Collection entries
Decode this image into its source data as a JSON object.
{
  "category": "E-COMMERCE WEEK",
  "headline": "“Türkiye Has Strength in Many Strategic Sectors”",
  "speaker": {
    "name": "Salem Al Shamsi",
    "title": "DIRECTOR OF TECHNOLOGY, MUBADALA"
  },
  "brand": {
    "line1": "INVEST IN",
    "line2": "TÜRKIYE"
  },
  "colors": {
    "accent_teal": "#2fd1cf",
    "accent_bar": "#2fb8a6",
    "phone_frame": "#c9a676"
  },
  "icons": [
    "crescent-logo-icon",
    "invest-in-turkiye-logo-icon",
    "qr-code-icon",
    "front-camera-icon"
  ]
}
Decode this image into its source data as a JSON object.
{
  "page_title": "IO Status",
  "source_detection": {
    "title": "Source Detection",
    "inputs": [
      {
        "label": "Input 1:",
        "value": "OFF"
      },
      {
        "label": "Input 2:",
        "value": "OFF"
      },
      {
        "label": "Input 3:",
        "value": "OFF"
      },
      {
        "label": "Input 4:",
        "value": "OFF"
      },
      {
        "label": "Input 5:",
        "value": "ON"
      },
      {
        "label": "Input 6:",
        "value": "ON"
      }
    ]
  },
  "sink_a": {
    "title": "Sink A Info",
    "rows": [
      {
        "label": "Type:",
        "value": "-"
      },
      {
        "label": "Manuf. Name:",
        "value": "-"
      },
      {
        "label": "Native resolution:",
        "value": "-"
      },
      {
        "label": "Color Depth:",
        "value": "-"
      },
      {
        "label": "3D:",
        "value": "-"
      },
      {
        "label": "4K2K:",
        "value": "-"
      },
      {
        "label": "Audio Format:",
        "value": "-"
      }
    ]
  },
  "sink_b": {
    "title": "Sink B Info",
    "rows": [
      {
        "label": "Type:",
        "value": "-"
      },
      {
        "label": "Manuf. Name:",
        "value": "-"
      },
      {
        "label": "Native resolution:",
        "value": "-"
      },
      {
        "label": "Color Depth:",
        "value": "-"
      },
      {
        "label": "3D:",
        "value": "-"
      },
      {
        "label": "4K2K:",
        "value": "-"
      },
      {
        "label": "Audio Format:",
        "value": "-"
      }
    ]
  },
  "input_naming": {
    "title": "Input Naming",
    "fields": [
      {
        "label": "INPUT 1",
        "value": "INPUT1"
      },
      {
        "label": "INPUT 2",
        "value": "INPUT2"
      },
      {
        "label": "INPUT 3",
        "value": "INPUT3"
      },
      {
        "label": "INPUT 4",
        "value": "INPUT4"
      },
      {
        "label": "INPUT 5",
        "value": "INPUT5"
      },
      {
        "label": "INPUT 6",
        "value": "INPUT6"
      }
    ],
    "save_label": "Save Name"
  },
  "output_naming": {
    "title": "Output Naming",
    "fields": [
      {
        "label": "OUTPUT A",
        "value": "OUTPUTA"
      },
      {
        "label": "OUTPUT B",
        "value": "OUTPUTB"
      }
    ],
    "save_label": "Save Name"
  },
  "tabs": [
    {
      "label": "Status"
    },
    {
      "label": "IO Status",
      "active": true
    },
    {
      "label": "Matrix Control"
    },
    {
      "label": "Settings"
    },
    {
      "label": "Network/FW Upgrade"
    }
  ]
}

Goal:
Of the lines in the material, how many hold the word "logo"? Reply with the number only.

Result of the exercise:
2